Recorded information ▸
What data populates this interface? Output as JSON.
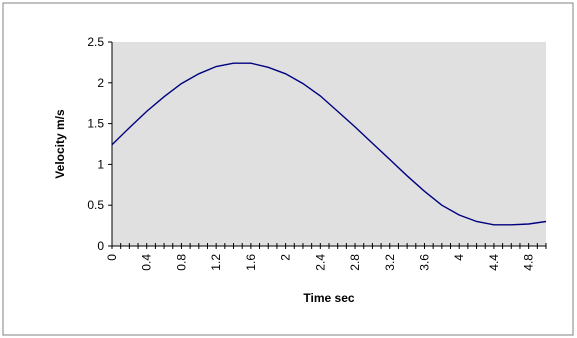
{
  "chart_data": {
    "type": "line",
    "title": "",
    "xlabel": "Time sec",
    "ylabel": "Velocity  m/s",
    "xlim": [
      0,
      5
    ],
    "ylim": [
      0,
      2.5
    ],
    "grid": false,
    "legend": "none",
    "plot_background": "#e0e0e0",
    "line_color": "#000080",
    "y_ticks": [
      "0",
      "0.5",
      "1",
      "1.5",
      "2",
      "2.5"
    ],
    "x_tick_labels": [
      "0",
      "0.4",
      "0.8",
      "1.2",
      "1.6",
      "2",
      "2.4",
      "2.8",
      "3.2",
      "3.6",
      "4",
      "4.4",
      "4.8"
    ],
    "x_tick_values": [
      0,
      0.4,
      0.8,
      1.2,
      1.6,
      2.0,
      2.4,
      2.8,
      3.2,
      3.6,
      4.0,
      4.4,
      4.8
    ],
    "series": [
      {
        "x": [
          0,
          0.2,
          0.4,
          0.6,
          0.8,
          1.0,
          1.2,
          1.4,
          1.6,
          1.8,
          2.0,
          2.2,
          2.4,
          2.6,
          2.8,
          3.0,
          3.2,
          3.4,
          3.6,
          3.8,
          4.0,
          4.2,
          4.4,
          4.6,
          4.8,
          5.0
        ],
        "y": [
          1.24,
          1.45,
          1.65,
          1.83,
          1.99,
          2.11,
          2.2,
          2.24,
          2.24,
          2.19,
          2.11,
          1.99,
          1.84,
          1.65,
          1.46,
          1.26,
          1.06,
          0.86,
          0.67,
          0.5,
          0.38,
          0.3,
          0.26,
          0.26,
          0.27,
          0.3
        ]
      }
    ]
  }
}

What the task asks ▸ Set the pictures aside and transcribe the data above exactly.

Task answer ▸
What data populates this interface? Output as JSON.
{
  "chart_data": {
    "type": "line",
    "title": "",
    "xlabel": "Time sec",
    "ylabel": "Velocity  m/s",
    "xlim": [
      0,
      5
    ],
    "ylim": [
      0,
      2.5
    ],
    "grid": false,
    "legend": "none",
    "plot_background": "#e0e0e0",
    "line_color": "#000080",
    "y_ticks": [
      "0",
      "0.5",
      "1",
      "1.5",
      "2",
      "2.5"
    ],
    "x_tick_labels": [
      "0",
      "0.4",
      "0.8",
      "1.2",
      "1.6",
      "2",
      "2.4",
      "2.8",
      "3.2",
      "3.6",
      "4",
      "4.4",
      "4.8"
    ],
    "x_tick_values": [
      0,
      0.4,
      0.8,
      1.2,
      1.6,
      2.0,
      2.4,
      2.8,
      3.2,
      3.6,
      4.0,
      4.4,
      4.8
    ],
    "series": [
      {
        "x": [
          0,
          0.2,
          0.4,
          0.6,
          0.8,
          1.0,
          1.2,
          1.4,
          1.6,
          1.8,
          2.0,
          2.2,
          2.4,
          2.6,
          2.8,
          3.0,
          3.2,
          3.4,
          3.6,
          3.8,
          4.0,
          4.2,
          4.4,
          4.6,
          4.8,
          5.0
        ],
        "y": [
          1.24,
          1.45,
          1.65,
          1.83,
          1.99,
          2.11,
          2.2,
          2.24,
          2.24,
          2.19,
          2.11,
          1.99,
          1.84,
          1.65,
          1.46,
          1.26,
          1.06,
          0.86,
          0.67,
          0.5,
          0.38,
          0.3,
          0.26,
          0.26,
          0.27,
          0.3
        ]
      }
    ]
  }
}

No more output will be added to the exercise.